_What you are asked to do_: Copy each line below in which the string "Years" occurs.

_Excerpted records_:
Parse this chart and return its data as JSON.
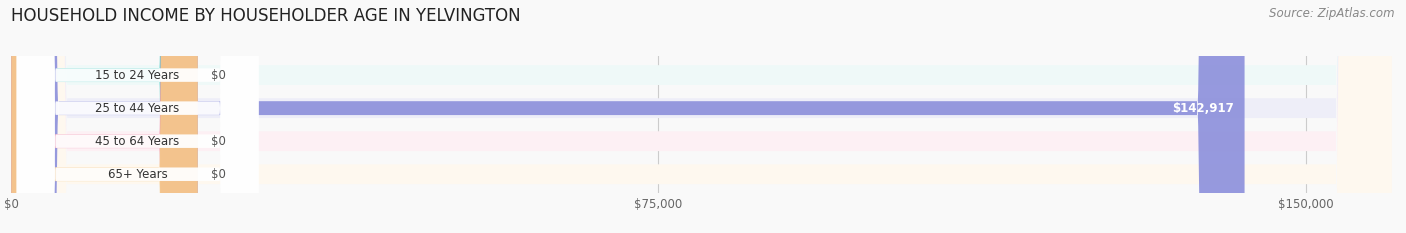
{
  "title": "HOUSEHOLD INCOME BY HOUSEHOLDER AGE IN YELVINGTON",
  "source": "Source: ZipAtlas.com",
  "categories": [
    "15 to 24 Years",
    "25 to 44 Years",
    "45 to 64 Years",
    "65+ Years"
  ],
  "values": [
    0,
    142917,
    0,
    0
  ],
  "bar_colors": [
    "#5ecfca",
    "#8b8fdb",
    "#f08fac",
    "#f5c98a"
  ],
  "bg_colors": [
    "#eff9f8",
    "#eeeef8",
    "#fdf0f4",
    "#fef8ef"
  ],
  "value_labels": [
    "$0",
    "$142,917",
    "$0",
    "$0"
  ],
  "x_max": 160000,
  "x_ticks": [
    0,
    75000,
    150000
  ],
  "x_tick_labels": [
    "$0",
    "$75,000",
    "$150,000"
  ],
  "background_color": "#f9f9f9",
  "title_fontsize": 12,
  "source_fontsize": 8.5
}
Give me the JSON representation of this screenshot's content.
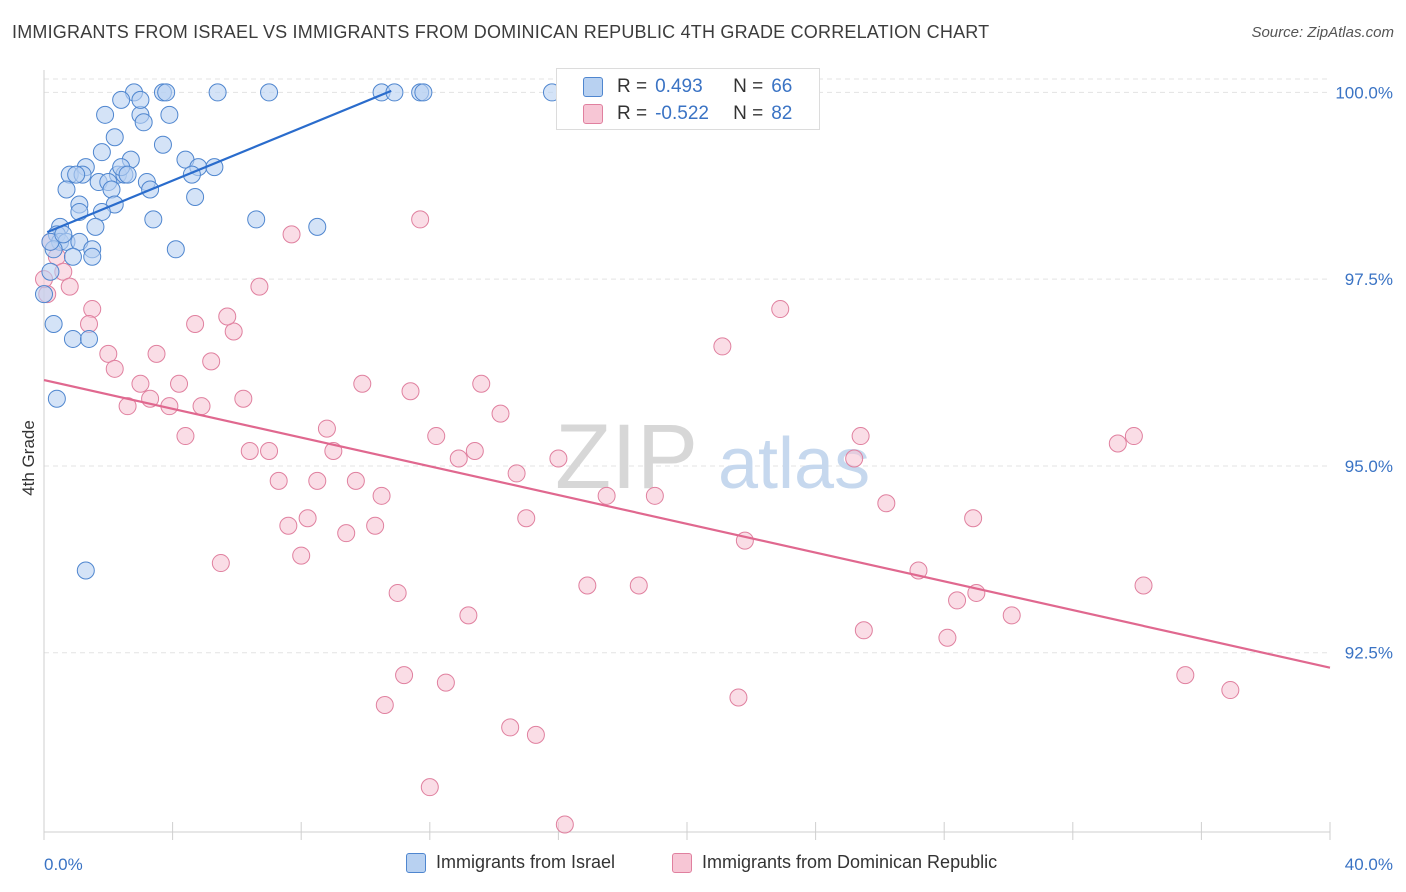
{
  "title": "IMMIGRANTS FROM ISRAEL VS IMMIGRANTS FROM DOMINICAN REPUBLIC 4TH GRADE CORRELATION CHART",
  "source": "Source: ZipAtlas.com",
  "watermark": {
    "zip": "ZIP",
    "atlas": "atlas"
  },
  "colors": {
    "blue_fill": "#b8d1f1",
    "blue_stroke": "#4f86cf",
    "blue_line": "#2a6ccc",
    "pink_fill": "#f7c6d5",
    "pink_stroke": "#e0809f",
    "pink_line": "#e0688f",
    "axis_label": "#3a73c4",
    "grid": "#e3e3e3"
  },
  "stats": {
    "r_label": "R =",
    "n_label": "N =",
    "rows": [
      {
        "r": "0.493",
        "n": "66",
        "color": "blue"
      },
      {
        "r": "-0.522",
        "n": "82",
        "color": "pink"
      }
    ]
  },
  "legend": [
    {
      "label": "Immigrants from Israel",
      "color": "blue"
    },
    {
      "label": "Immigrants from Dominican Republic",
      "color": "pink"
    }
  ],
  "chart_data": {
    "type": "scatter",
    "title": "IMMIGRANTS FROM ISRAEL VS IMMIGRANTS FROM DOMINICAN REPUBLIC 4TH GRADE CORRELATION CHART",
    "xlabel": "",
    "ylabel": "4th Grade",
    "xlim": [
      0,
      40
    ],
    "ylim": [
      90.1,
      100.3
    ],
    "x_tick_labels": [
      "0.0%",
      "40.0%"
    ],
    "y_ticks": [
      92.5,
      95.0,
      97.5,
      100.0
    ],
    "y_tick_labels": [
      "92.5%",
      "95.0%",
      "97.5%",
      "100.0%"
    ],
    "grid": true,
    "legend_position": "bottom",
    "series": [
      {
        "name": "Immigrants from Israel",
        "color": "blue",
        "r": 0.493,
        "n": 66,
        "trend": {
          "x": [
            0.1,
            10.8
          ],
          "y": [
            98.13,
            100.02
          ]
        },
        "points": [
          [
            2.8,
            100.0
          ],
          [
            3.7,
            100.0
          ],
          [
            3.8,
            100.0
          ],
          [
            5.4,
            100.0
          ],
          [
            7.0,
            100.0
          ],
          [
            10.5,
            100.0
          ],
          [
            10.9,
            100.0
          ],
          [
            11.7,
            100.0
          ],
          [
            11.8,
            100.0
          ],
          [
            15.8,
            100.0
          ],
          [
            2.4,
            99.9
          ],
          [
            1.9,
            99.7
          ],
          [
            3.0,
            99.7
          ],
          [
            3.9,
            99.7
          ],
          [
            3.1,
            99.6
          ],
          [
            2.2,
            99.4
          ],
          [
            3.7,
            99.3
          ],
          [
            1.8,
            99.2
          ],
          [
            2.7,
            99.1
          ],
          [
            4.4,
            99.1
          ],
          [
            1.3,
            99.0
          ],
          [
            0.8,
            98.9
          ],
          [
            1.2,
            98.9
          ],
          [
            2.3,
            98.9
          ],
          [
            2.5,
            98.9
          ],
          [
            2.4,
            99.0
          ],
          [
            4.8,
            99.0
          ],
          [
            5.3,
            99.0
          ],
          [
            1.7,
            98.8
          ],
          [
            2.0,
            98.8
          ],
          [
            3.2,
            98.8
          ],
          [
            0.7,
            98.7
          ],
          [
            2.1,
            98.7
          ],
          [
            3.3,
            98.7
          ],
          [
            4.7,
            98.6
          ],
          [
            1.1,
            98.5
          ],
          [
            2.2,
            98.5
          ],
          [
            1.1,
            98.4
          ],
          [
            1.8,
            98.4
          ],
          [
            6.6,
            98.3
          ],
          [
            3.4,
            98.3
          ],
          [
            1.6,
            98.2
          ],
          [
            0.5,
            98.2
          ],
          [
            8.5,
            98.2
          ],
          [
            0.4,
            98.1
          ],
          [
            0.5,
            98.0
          ],
          [
            0.7,
            98.0
          ],
          [
            1.1,
            98.0
          ],
          [
            0.3,
            97.9
          ],
          [
            1.5,
            97.9
          ],
          [
            4.1,
            97.9
          ],
          [
            0.9,
            97.8
          ],
          [
            1.5,
            97.8
          ],
          [
            0.2,
            97.6
          ],
          [
            0.0,
            97.3
          ],
          [
            0.3,
            96.9
          ],
          [
            0.9,
            96.7
          ],
          [
            1.4,
            96.7
          ],
          [
            0.4,
            95.9
          ],
          [
            1.3,
            93.6
          ],
          [
            0.2,
            98.0
          ],
          [
            0.6,
            98.1
          ],
          [
            2.6,
            98.9
          ],
          [
            1.0,
            98.9
          ],
          [
            3.0,
            99.9
          ],
          [
            4.6,
            98.9
          ]
        ]
      },
      {
        "name": "Immigrants from Dominican Republic",
        "color": "pink",
        "r": -0.522,
        "n": 82,
        "trend": {
          "x": [
            0.0,
            40.0
          ],
          "y": [
            96.15,
            92.3
          ]
        },
        "points": [
          [
            0.2,
            98.0
          ],
          [
            0.4,
            97.8
          ],
          [
            0.6,
            97.6
          ],
          [
            0.8,
            97.4
          ],
          [
            1.5,
            97.1
          ],
          [
            1.4,
            96.9
          ],
          [
            2.0,
            96.5
          ],
          [
            2.2,
            96.3
          ],
          [
            2.6,
            95.8
          ],
          [
            3.0,
            96.1
          ],
          [
            3.5,
            96.5
          ],
          [
            3.3,
            95.9
          ],
          [
            3.9,
            95.8
          ],
          [
            4.2,
            96.1
          ],
          [
            4.4,
            95.4
          ],
          [
            4.7,
            96.9
          ],
          [
            4.9,
            95.8
          ],
          [
            5.2,
            96.4
          ],
          [
            5.5,
            93.7
          ],
          [
            5.9,
            96.8
          ],
          [
            5.7,
            97.0
          ],
          [
            6.2,
            95.9
          ],
          [
            6.4,
            95.2
          ],
          [
            6.7,
            97.4
          ],
          [
            7.0,
            95.2
          ],
          [
            7.3,
            94.8
          ],
          [
            7.6,
            94.2
          ],
          [
            7.7,
            98.1
          ],
          [
            8.0,
            93.8
          ],
          [
            8.2,
            94.3
          ],
          [
            8.5,
            94.8
          ],
          [
            8.8,
            95.5
          ],
          [
            9.0,
            95.2
          ],
          [
            9.4,
            94.1
          ],
          [
            9.7,
            94.8
          ],
          [
            9.9,
            96.1
          ],
          [
            10.3,
            94.2
          ],
          [
            10.5,
            94.6
          ],
          [
            10.6,
            91.8
          ],
          [
            11.0,
            93.3
          ],
          [
            11.2,
            92.2
          ],
          [
            11.4,
            96.0
          ],
          [
            11.7,
            98.3
          ],
          [
            12.0,
            90.7
          ],
          [
            12.2,
            95.4
          ],
          [
            12.5,
            92.1
          ],
          [
            12.9,
            95.1
          ],
          [
            13.2,
            93.0
          ],
          [
            13.4,
            95.2
          ],
          [
            13.6,
            96.1
          ],
          [
            14.2,
            95.7
          ],
          [
            14.5,
            91.5
          ],
          [
            14.7,
            94.9
          ],
          [
            15.0,
            94.3
          ],
          [
            15.3,
            91.4
          ],
          [
            16.0,
            95.1
          ],
          [
            16.2,
            90.2
          ],
          [
            16.9,
            93.4
          ],
          [
            17.5,
            94.6
          ],
          [
            18.5,
            93.4
          ],
          [
            19.0,
            94.6
          ],
          [
            21.1,
            96.6
          ],
          [
            21.6,
            91.9
          ],
          [
            21.8,
            94.0
          ],
          [
            22.9,
            97.1
          ],
          [
            25.2,
            95.1
          ],
          [
            25.4,
            95.4
          ],
          [
            25.5,
            92.8
          ],
          [
            26.2,
            94.5
          ],
          [
            27.2,
            93.6
          ],
          [
            28.1,
            92.7
          ],
          [
            28.4,
            93.2
          ],
          [
            28.9,
            94.3
          ],
          [
            29.0,
            93.3
          ],
          [
            30.1,
            93.0
          ],
          [
            33.4,
            95.3
          ],
          [
            33.9,
            95.4
          ],
          [
            34.2,
            93.4
          ],
          [
            35.5,
            92.2
          ],
          [
            36.9,
            92.0
          ],
          [
            0.1,
            97.3
          ],
          [
            0.0,
            97.5
          ]
        ]
      }
    ]
  }
}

_Solved problem_:
    "15 to 24 Years",
    "25 to 44 Years",
    "45 to 64 Years",
    "65+ Years"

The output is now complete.